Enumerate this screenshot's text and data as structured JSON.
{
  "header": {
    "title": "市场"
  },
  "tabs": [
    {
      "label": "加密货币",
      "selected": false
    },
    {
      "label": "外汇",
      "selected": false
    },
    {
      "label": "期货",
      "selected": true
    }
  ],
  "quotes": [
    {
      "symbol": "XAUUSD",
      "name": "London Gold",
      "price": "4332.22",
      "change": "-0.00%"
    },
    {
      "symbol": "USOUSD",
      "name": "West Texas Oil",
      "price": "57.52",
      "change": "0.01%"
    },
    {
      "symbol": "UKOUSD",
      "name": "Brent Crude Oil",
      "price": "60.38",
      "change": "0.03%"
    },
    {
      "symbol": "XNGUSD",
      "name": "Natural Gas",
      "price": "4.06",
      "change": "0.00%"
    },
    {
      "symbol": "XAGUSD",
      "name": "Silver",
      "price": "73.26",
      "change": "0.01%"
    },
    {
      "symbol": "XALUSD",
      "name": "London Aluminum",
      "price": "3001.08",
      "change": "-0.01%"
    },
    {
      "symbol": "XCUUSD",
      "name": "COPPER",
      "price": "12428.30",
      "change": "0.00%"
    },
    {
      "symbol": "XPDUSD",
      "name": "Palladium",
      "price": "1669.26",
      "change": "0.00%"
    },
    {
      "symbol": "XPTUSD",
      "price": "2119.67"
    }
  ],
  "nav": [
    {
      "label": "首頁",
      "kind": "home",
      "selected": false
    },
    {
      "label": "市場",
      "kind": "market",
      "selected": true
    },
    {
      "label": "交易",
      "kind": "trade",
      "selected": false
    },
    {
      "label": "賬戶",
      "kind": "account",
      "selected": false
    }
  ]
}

···

### Stated problem
Your answer should be a single number: the count of lines in the listing that contain the word "label".

### Expected answer
7